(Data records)
━━━━━━

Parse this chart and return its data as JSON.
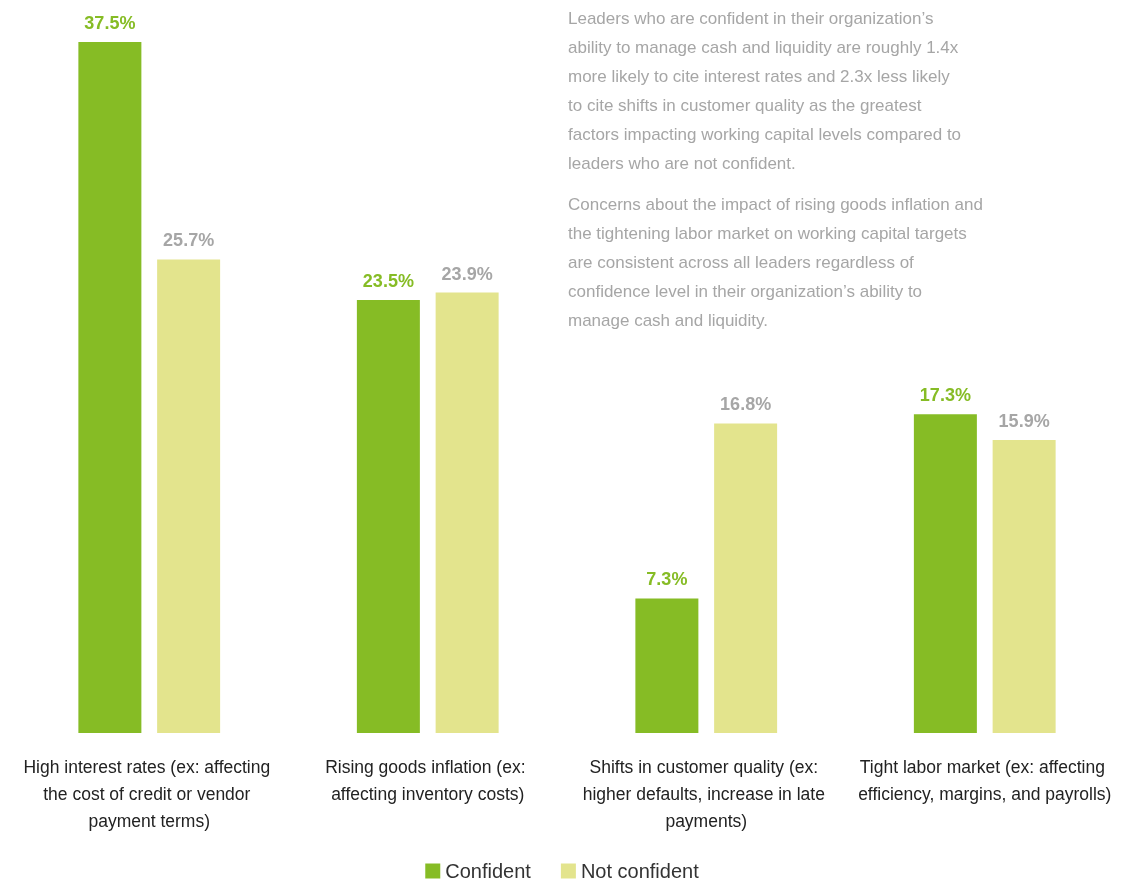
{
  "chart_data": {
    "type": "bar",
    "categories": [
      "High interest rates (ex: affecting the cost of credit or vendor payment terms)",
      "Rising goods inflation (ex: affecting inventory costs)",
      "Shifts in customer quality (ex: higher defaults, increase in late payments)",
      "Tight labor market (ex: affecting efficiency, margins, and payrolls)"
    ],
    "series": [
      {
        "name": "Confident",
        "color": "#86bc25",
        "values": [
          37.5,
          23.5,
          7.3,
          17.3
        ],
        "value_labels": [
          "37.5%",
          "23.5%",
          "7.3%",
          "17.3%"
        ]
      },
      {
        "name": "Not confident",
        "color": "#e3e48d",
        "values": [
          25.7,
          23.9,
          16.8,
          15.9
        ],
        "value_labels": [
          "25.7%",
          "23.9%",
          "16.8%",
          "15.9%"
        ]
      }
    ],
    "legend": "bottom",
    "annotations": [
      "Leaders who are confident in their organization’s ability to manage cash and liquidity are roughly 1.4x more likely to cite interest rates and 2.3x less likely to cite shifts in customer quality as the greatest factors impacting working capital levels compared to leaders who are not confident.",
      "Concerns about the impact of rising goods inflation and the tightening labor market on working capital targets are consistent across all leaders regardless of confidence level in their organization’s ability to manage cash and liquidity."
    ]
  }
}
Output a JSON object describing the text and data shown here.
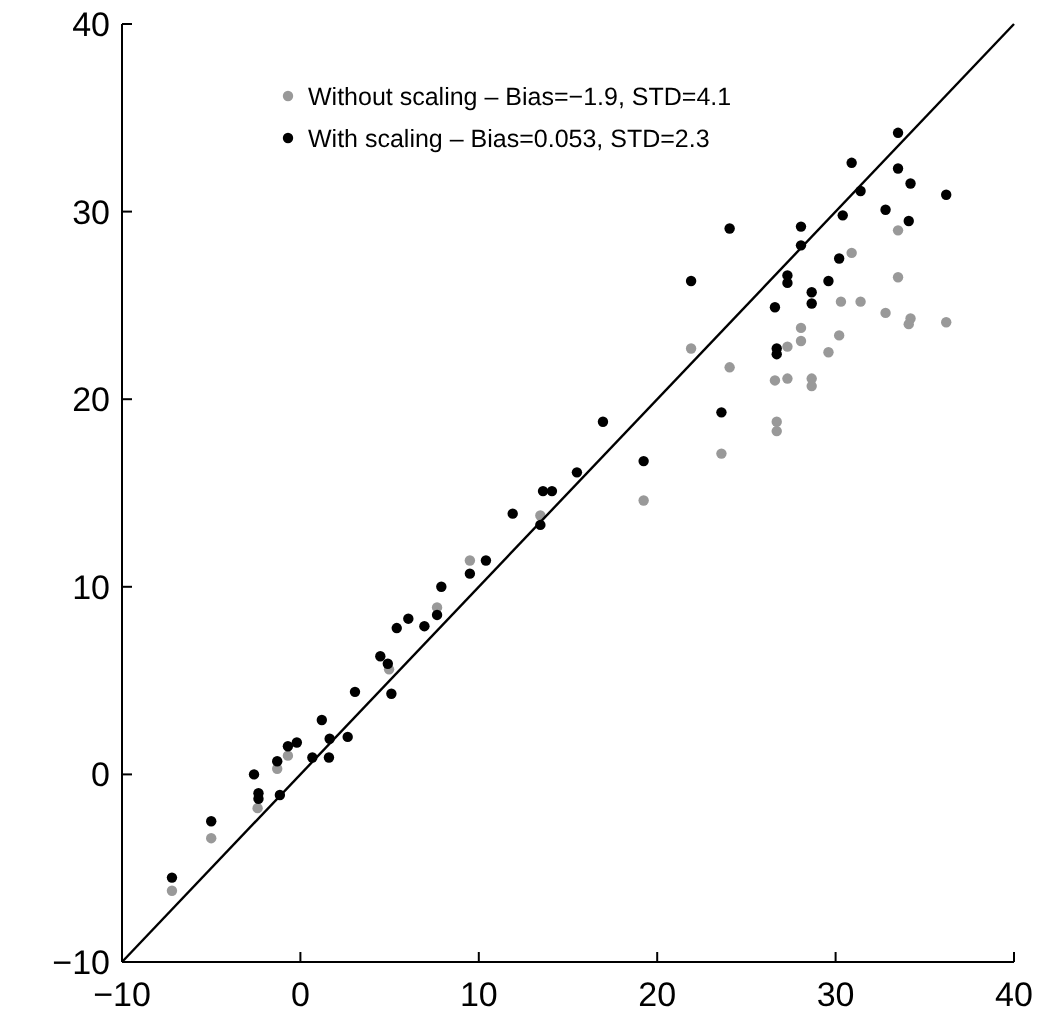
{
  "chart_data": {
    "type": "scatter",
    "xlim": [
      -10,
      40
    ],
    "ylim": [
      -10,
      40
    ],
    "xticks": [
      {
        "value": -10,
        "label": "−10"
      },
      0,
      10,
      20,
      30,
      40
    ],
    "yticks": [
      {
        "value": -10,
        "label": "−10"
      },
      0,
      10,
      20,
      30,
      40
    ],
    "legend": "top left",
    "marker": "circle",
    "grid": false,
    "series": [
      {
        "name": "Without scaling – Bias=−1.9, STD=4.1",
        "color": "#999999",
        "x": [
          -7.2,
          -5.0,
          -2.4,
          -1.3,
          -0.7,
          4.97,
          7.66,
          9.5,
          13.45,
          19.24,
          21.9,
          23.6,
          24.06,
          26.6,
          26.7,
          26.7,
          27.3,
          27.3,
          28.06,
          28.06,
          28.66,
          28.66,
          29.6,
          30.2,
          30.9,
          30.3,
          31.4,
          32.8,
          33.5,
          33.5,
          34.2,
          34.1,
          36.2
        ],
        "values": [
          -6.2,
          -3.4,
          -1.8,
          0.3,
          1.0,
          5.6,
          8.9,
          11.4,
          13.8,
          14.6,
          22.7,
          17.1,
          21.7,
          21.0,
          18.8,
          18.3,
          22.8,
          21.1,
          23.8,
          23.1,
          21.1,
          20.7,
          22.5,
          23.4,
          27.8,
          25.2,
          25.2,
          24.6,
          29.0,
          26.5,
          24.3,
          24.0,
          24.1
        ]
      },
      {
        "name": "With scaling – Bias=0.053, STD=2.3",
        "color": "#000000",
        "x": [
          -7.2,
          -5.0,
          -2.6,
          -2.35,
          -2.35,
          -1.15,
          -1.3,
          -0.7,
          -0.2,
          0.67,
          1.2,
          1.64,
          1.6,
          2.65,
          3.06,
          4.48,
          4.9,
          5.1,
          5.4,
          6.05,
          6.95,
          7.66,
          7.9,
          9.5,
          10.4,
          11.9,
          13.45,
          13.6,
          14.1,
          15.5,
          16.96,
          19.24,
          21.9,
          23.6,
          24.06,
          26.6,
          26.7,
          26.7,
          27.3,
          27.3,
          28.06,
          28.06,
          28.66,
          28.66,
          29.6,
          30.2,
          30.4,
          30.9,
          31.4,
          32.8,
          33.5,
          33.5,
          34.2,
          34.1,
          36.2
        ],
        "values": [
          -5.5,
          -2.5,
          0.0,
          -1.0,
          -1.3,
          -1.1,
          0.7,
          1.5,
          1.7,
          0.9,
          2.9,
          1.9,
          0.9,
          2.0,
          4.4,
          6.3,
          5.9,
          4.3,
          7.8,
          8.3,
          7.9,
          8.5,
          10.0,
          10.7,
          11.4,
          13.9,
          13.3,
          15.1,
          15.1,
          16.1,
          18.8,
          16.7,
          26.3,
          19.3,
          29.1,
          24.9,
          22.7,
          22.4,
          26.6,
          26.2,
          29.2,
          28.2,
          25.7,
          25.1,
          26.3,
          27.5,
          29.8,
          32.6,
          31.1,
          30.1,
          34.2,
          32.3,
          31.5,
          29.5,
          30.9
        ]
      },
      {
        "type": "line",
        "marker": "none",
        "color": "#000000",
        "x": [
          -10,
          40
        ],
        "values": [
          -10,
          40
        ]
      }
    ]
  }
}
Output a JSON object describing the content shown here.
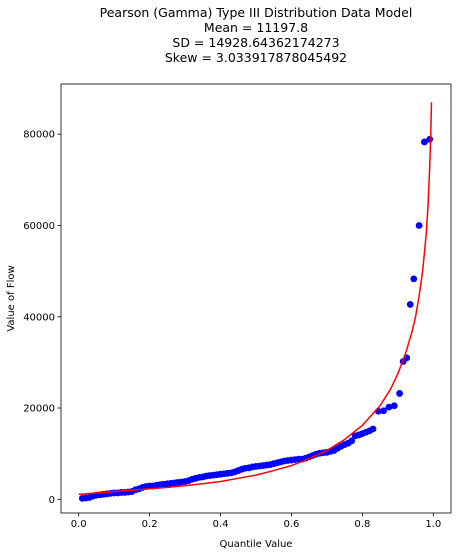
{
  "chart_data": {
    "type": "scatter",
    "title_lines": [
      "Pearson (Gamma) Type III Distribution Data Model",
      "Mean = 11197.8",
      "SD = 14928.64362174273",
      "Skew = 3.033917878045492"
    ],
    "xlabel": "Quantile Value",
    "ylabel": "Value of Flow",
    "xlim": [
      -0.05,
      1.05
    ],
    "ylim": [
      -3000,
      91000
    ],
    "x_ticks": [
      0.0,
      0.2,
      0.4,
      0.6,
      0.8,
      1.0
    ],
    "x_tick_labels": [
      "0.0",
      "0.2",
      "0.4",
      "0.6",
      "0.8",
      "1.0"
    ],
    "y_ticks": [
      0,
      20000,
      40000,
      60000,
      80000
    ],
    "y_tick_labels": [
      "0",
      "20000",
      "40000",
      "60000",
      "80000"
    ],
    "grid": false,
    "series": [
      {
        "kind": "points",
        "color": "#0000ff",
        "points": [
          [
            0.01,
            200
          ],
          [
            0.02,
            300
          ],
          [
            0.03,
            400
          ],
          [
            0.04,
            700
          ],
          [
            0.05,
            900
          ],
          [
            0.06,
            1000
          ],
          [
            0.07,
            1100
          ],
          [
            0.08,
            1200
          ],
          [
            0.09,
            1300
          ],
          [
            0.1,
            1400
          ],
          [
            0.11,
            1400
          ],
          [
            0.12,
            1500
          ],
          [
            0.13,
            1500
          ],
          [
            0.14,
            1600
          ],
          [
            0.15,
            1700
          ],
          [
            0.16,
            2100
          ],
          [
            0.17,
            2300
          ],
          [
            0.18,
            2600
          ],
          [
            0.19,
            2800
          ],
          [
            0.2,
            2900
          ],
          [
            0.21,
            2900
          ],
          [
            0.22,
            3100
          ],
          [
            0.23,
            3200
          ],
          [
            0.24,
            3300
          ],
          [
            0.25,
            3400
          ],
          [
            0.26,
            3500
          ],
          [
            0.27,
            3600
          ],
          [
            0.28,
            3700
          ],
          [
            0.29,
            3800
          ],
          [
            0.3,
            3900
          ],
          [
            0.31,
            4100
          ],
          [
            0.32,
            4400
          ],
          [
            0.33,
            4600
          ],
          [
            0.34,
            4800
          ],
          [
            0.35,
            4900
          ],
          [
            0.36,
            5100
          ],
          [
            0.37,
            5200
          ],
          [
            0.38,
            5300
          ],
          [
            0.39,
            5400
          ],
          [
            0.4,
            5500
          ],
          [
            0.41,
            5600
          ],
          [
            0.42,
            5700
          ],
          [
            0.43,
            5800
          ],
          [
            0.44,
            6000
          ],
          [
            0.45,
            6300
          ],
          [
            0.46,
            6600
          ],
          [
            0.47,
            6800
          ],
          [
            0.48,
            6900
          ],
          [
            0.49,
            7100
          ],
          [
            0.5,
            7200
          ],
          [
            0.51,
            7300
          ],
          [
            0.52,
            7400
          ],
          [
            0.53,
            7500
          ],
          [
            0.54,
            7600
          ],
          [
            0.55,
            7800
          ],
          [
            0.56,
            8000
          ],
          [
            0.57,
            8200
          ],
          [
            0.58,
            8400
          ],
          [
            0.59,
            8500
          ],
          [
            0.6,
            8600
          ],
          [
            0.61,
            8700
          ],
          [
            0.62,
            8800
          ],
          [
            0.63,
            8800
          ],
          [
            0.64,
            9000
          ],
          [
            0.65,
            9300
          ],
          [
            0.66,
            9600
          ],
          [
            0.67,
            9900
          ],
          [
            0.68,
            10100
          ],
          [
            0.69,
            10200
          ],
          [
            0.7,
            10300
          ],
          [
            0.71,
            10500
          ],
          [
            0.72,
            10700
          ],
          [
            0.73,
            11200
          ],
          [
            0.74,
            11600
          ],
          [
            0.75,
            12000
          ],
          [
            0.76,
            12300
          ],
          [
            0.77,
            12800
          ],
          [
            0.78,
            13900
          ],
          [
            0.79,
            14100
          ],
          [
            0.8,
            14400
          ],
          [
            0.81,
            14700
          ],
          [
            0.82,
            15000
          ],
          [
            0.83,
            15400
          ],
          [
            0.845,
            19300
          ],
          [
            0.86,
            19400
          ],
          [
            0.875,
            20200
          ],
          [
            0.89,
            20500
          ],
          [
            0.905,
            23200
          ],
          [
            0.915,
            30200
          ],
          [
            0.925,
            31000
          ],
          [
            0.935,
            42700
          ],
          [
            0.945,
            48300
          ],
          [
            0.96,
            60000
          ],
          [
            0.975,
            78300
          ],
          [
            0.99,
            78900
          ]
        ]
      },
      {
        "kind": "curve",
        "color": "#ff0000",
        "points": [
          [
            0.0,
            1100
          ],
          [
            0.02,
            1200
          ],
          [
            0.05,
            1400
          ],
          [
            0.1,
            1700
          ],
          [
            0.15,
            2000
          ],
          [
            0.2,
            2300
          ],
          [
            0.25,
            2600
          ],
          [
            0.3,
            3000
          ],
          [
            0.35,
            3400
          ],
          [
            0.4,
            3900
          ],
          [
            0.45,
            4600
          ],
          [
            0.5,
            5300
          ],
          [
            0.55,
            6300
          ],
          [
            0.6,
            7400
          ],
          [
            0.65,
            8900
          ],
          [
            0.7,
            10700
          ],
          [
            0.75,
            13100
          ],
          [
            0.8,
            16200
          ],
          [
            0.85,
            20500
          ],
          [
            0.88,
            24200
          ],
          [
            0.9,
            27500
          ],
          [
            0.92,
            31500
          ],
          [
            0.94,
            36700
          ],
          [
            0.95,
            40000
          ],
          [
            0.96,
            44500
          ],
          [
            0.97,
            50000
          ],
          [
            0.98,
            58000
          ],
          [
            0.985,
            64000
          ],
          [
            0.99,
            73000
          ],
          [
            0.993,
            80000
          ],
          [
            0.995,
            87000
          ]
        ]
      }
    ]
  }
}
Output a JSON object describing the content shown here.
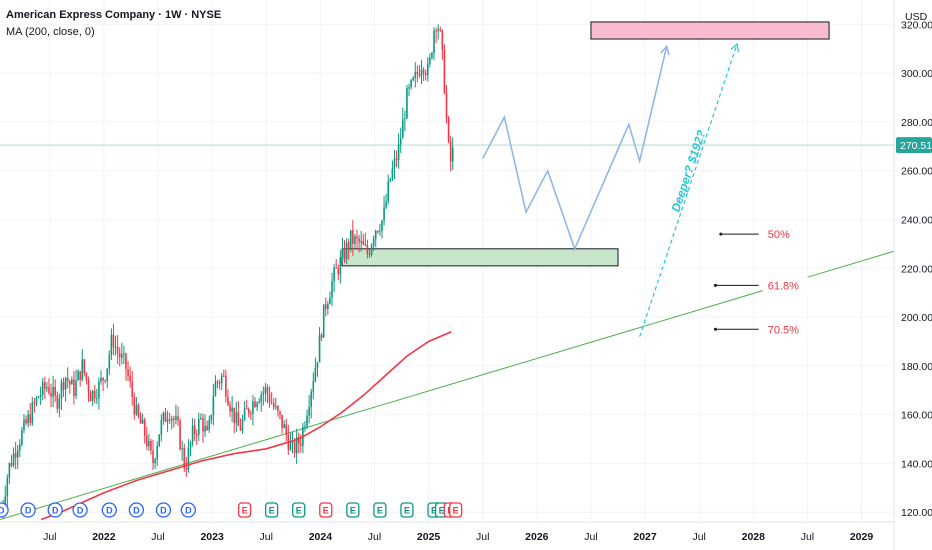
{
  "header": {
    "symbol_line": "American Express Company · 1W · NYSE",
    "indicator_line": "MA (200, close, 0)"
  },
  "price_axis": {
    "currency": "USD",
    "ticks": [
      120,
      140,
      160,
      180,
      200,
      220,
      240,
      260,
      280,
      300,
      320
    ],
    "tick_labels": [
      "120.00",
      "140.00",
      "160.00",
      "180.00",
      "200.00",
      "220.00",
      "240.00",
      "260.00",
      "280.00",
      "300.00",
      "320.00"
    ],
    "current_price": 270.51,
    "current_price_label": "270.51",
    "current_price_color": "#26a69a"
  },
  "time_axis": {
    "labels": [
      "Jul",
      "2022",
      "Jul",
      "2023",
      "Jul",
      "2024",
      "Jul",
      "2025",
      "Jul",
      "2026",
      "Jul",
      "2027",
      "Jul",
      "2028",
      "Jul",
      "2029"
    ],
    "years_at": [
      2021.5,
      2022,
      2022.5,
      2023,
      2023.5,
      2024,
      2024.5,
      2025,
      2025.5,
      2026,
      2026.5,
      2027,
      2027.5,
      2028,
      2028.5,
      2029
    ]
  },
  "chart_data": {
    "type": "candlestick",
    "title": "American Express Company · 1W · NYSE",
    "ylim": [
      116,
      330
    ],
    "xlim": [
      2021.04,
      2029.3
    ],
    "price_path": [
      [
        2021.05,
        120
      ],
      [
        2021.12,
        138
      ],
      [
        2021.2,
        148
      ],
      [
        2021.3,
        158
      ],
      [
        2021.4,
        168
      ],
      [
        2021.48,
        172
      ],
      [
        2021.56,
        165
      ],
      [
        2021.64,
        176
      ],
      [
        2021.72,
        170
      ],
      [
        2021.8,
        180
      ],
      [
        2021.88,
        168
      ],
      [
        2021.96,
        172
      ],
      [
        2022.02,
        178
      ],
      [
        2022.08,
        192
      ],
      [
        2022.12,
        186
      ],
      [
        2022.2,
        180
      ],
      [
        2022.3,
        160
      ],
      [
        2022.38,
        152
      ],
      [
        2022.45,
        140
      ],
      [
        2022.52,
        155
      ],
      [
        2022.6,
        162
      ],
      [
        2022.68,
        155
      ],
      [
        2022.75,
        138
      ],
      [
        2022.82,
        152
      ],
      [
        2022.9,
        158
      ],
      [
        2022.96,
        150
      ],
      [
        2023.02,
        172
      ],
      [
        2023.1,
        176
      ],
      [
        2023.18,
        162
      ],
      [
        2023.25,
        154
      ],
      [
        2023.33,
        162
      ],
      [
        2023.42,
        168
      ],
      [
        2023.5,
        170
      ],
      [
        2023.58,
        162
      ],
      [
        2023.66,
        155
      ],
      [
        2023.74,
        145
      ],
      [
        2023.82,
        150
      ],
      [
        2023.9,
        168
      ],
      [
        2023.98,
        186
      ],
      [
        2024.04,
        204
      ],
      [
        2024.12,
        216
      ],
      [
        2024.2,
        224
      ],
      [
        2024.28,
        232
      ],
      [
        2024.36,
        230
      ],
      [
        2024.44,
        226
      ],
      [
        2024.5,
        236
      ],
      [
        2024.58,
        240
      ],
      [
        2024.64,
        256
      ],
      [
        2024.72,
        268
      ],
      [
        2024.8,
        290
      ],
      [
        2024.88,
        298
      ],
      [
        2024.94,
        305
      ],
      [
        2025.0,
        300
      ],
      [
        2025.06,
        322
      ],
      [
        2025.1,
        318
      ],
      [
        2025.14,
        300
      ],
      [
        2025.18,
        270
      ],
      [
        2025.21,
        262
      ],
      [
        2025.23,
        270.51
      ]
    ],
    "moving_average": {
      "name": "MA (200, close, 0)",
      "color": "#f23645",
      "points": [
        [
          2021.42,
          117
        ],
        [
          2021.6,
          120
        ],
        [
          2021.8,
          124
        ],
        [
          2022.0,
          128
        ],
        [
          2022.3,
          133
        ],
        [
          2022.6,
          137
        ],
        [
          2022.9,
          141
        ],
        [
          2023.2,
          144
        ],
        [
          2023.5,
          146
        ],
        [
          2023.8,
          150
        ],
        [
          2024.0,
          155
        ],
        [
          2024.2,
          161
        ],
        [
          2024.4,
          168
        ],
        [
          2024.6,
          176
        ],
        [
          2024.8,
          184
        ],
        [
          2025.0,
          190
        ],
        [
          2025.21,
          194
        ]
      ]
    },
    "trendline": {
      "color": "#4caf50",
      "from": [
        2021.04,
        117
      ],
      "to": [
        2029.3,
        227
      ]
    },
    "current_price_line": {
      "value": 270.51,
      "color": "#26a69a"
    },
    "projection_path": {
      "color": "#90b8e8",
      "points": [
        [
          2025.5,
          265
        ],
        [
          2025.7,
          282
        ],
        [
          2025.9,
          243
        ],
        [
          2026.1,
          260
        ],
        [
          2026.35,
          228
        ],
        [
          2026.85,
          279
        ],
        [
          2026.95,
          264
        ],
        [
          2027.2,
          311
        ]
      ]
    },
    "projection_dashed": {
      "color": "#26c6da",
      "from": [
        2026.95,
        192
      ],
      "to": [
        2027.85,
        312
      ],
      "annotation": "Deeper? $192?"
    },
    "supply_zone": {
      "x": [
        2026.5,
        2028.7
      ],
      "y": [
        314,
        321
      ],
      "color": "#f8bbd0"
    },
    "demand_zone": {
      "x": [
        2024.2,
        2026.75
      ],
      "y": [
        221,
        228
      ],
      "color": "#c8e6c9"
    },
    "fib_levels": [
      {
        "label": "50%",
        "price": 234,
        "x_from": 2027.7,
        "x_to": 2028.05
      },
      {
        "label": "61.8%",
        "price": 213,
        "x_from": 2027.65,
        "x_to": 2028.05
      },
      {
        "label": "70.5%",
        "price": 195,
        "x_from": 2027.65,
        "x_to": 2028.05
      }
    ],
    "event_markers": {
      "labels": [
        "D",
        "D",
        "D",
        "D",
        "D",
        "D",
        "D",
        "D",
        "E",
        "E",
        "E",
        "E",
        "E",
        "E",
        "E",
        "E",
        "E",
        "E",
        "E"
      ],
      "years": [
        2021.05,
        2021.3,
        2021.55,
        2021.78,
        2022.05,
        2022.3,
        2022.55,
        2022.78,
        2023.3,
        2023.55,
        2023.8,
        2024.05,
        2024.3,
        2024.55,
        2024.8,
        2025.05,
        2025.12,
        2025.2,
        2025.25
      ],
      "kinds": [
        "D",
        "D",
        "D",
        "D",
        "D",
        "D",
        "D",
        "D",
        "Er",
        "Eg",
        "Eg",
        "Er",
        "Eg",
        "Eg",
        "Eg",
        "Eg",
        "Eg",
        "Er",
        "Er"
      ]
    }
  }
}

━━━━━━

Look through the records and gather every line containing "rates".

# Response
      "High interest rates (ex: affecting the cost of credit or vendor payment terms)",
      "Leaders who are confident in their organization’s ability to manage cash and liquidity are roughly 1.4x more likely to cite interest rates and 2.3x less likely to cite shifts in customer quality as the greatest factors impacting working capital levels compared to leaders who are not confident.",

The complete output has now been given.